Written request. From the listing below, copy every line with the word "team".

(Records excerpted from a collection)
+++

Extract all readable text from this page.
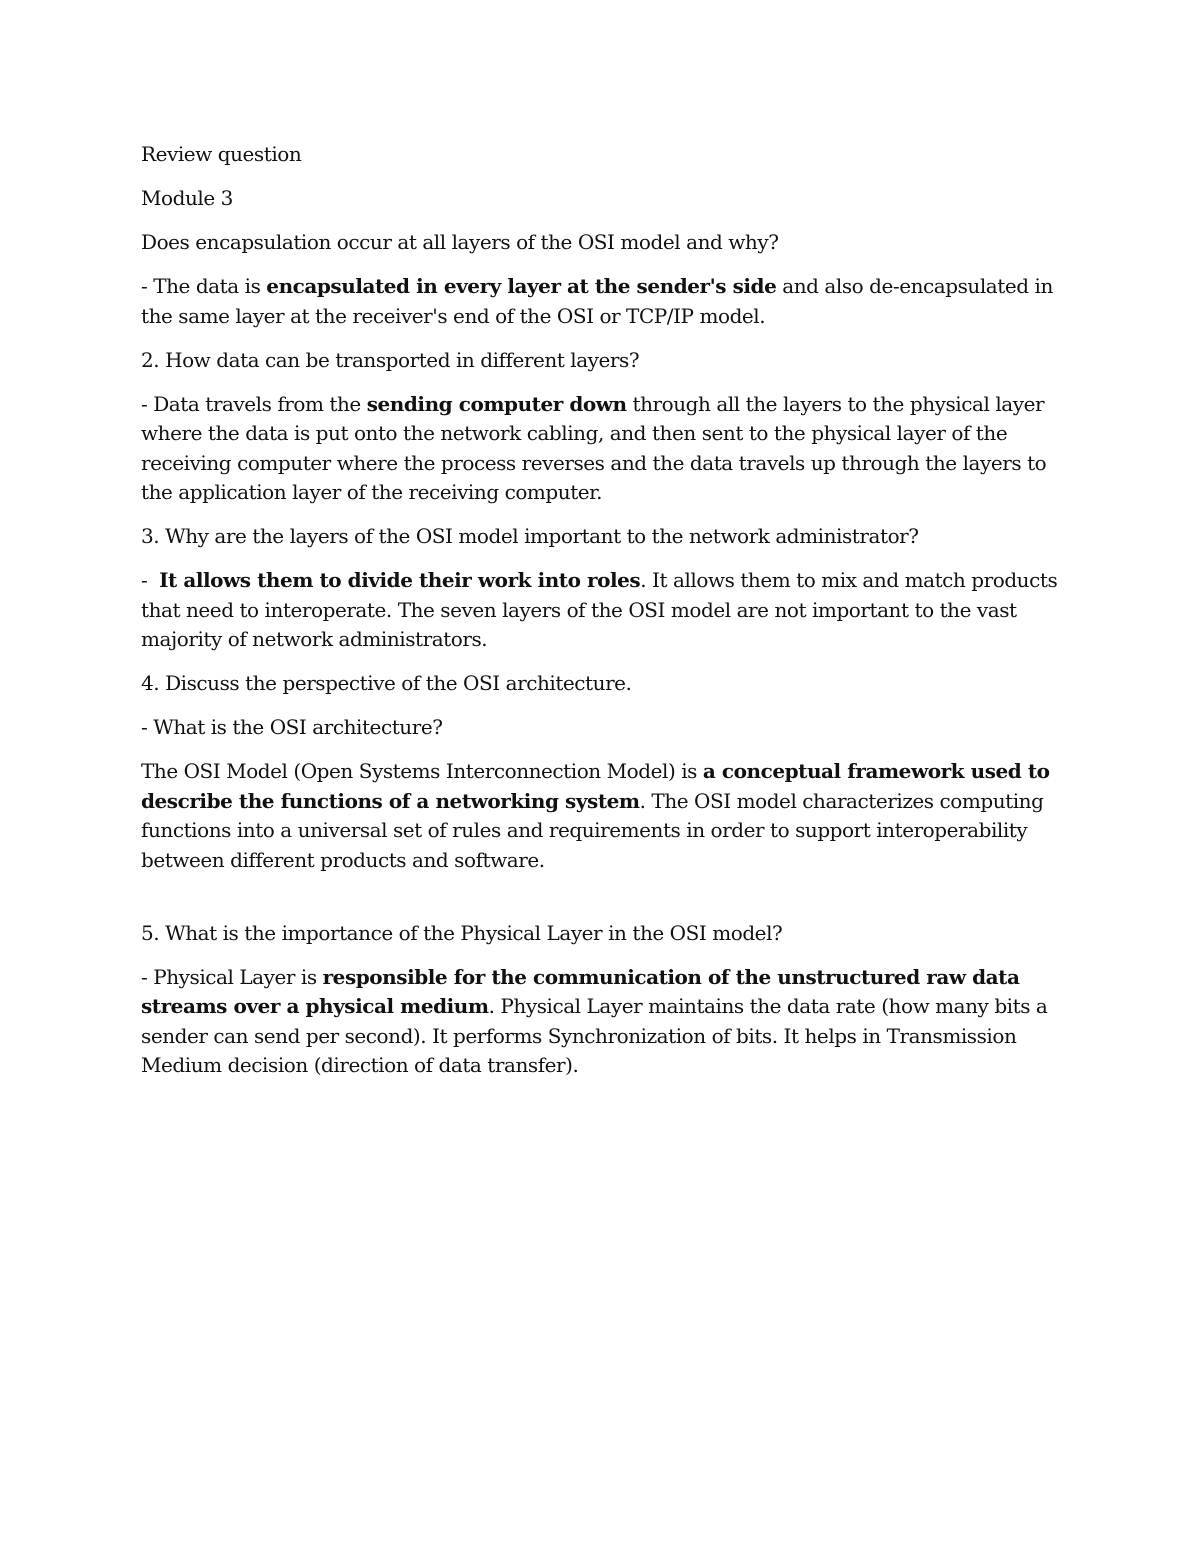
Review question

Module 3

Does encapsulation occur at all layers of the OSI model and why?

- The data is encapsulated in every layer at the sender's side and also de-encapsulated in the same layer at the receiver's end of the OSI or TCP/IP model.

2. How data can be transported in different layers?

- Data travels from the sending computer down through all the layers to the physical layer where the data is put onto the network cabling, and then sent to the physical layer of the receiving computer where the process reverses and the data travels up through the layers to the application layer of the receiving computer.

3. Why are the layers of the OSI model important to the network administrator?

-  It allows them to divide their work into roles. It allows them to mix and match products that need to interoperate. The seven layers of the OSI model are not important to the vast majority of network administrators.

4. Discuss the perspective of the OSI architecture.

- What is the OSI architecture?

The OSI Model (Open Systems Interconnection Model) is a conceptual framework used to describe the functions of a networking system. The OSI model characterizes computing functions into a universal set of rules and requirements in order to support interoperability between different products and software.

5. What is the importance of the Physical Layer in the OSI model?

- Physical Layer is responsible for the communication of the unstructured raw data streams over a physical medium. Physical Layer maintains the data rate (how many bits a sender can send per second). It performs Synchronization of bits. It helps in Transmission Medium decision (direction of data transfer).
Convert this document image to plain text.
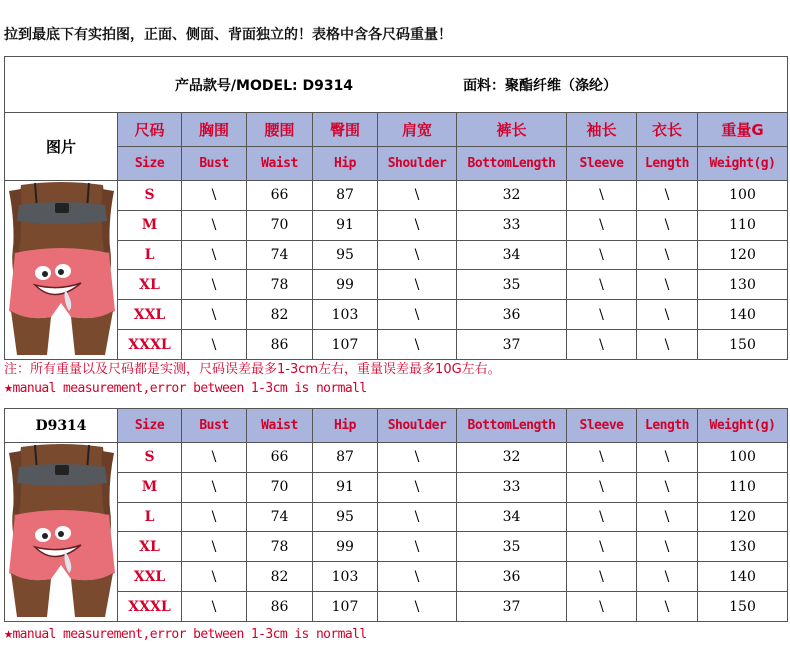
拉到最底下有实拍图，正面、侧面、背面独立的！表格中含各尺码重量！
产品款号/MODEL: D9314 面料：聚酯纤维（涤纶）									

图片	尺码	胸围	腰围	臀围	肩宽	裤长	袖长	衣长	重量G
	Size	Bust	Waist	Hip	Shoulder	BottomLength	Sleeve	Length	Weight(g)
	S	\	66	87	\	32	\	\	100
	M	\	70	91	\	33	\	\	110
	L	\	74	95	\	34	\	\	120
	XL	\	78	99	\	35	\	\	130
	XXL	\	82	103	\	36	\	\	140
	XXXL	\	86	107	\	37	\	\	150
注：所有重量以及尺码都是实测，尺码误差最多1-3cm左右，重量误差最多10G左右。
★manual measurement,error between 1-3cm is normall
D9314	Size	Bust	Waist	Hip	Shoulder	BottomLength	Sleeve	Length	Weight(g)
	S	\	66	87	\	32	\	\	100
	M	\	70	91	\	33	\	\	110
	L	\	74	95	\	34	\	\	120
	XL	\	78	99	\	35	\	\	130
	XXL	\	82	103	\	36	\	\	140
	XXXL	\	86	107	\	37	\	\	150
★manual measurement,error between 1-3cm is normall
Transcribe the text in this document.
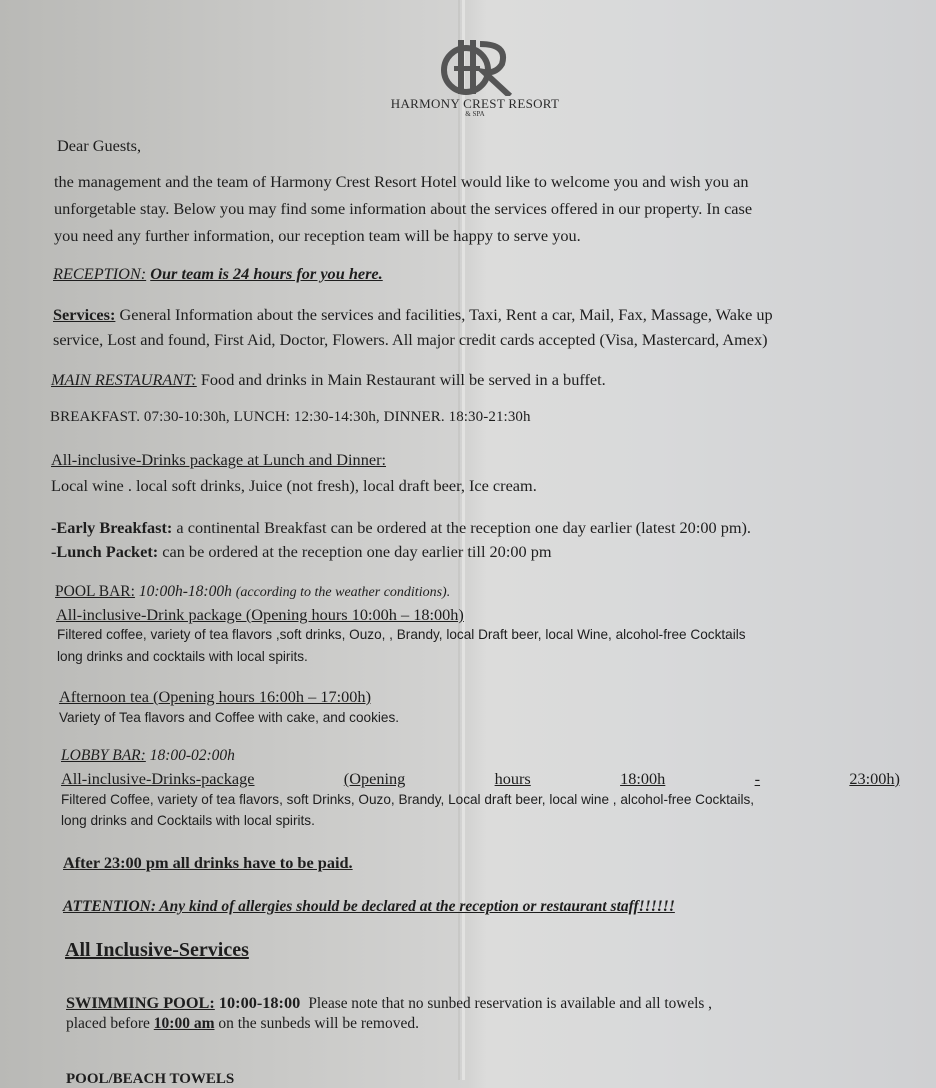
HARMONY CREST RESORT
& SPA
Dear Guests,
the management and the team of Harmony Crest Resort Hotel would like to welcome you and wish you an
unforgetable stay. Below you may find some information about the services offered in our property. In case
you need any further information, our reception team will be happy to serve you.
RECEPTION: Our team is 24 hours for you here.
Services: General Information about the services and facilities, Taxi, Rent a car, Mail, Fax, Massage, Wake up
service, Lost and found, First Aid, Doctor, Flowers. All major credit cards accepted (Visa, Mastercard, Amex)
MAIN RESTAURANT: Food and drinks in Main Restaurant will be served in a buffet.
BREAKFAST. 07:30-10:30h, LUNCH: 12:30-14:30h, DINNER. 18:30-21:30h
All-inclusive-Drinks package at Lunch and Dinner:
Local wine . local soft drinks, Juice (not fresh), local draft beer, Ice cream.
-Early Breakfast: a continental Breakfast can be ordered at the reception one day earlier (latest 20:00 pm).
-Lunch Packet: can be ordered at the reception one day earlier till 20:00 pm
POOL BAR: 10:00h-18:00h (according to the weather conditions).
All-inclusive-Drink package (Opening hours 10:00h – 18:00h)
Filtered coffee, variety of tea flavors ,soft drinks, Ouzo, , Brandy, local Draft beer, local Wine, alcohol-free Cocktails
long drinks and cocktails with local spirits.
Afternoon tea (Opening hours 16:00h – 17:00h)
Variety of Tea flavors and Coffee with cake, and cookies.
LOBBY BAR: 18:00-02:00h
All-inclusive-Drinks-package	(Opening	hours	18:00h	-	23:00h)
Filtered Coffee, variety of tea flavors, soft Drinks, Ouzo, Brandy, Local draft beer, local wine , alcohol-free Cocktails,
long drinks and Cocktails with local spirits.
After 23:00 pm all drinks have to be paid.
ATTENTION: Any kind of allergies should be declared at the reception or restaurant staff!!!!!!
All Inclusive-Services
SWIMMING POOL: 10:00-18:00 Please note that no sunbed reservation is available and all towels ,
placed before 10:00 am on the sunbeds will be removed.
POOL/BEACH TOWELS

+++

Task result.
the management and the team of Harmony Crest Resort Hotel would like to welcome you and wish you an
you need any further information, our reception team will be happy to serve you.
RECEPTION: Our team is 24 hours for you here.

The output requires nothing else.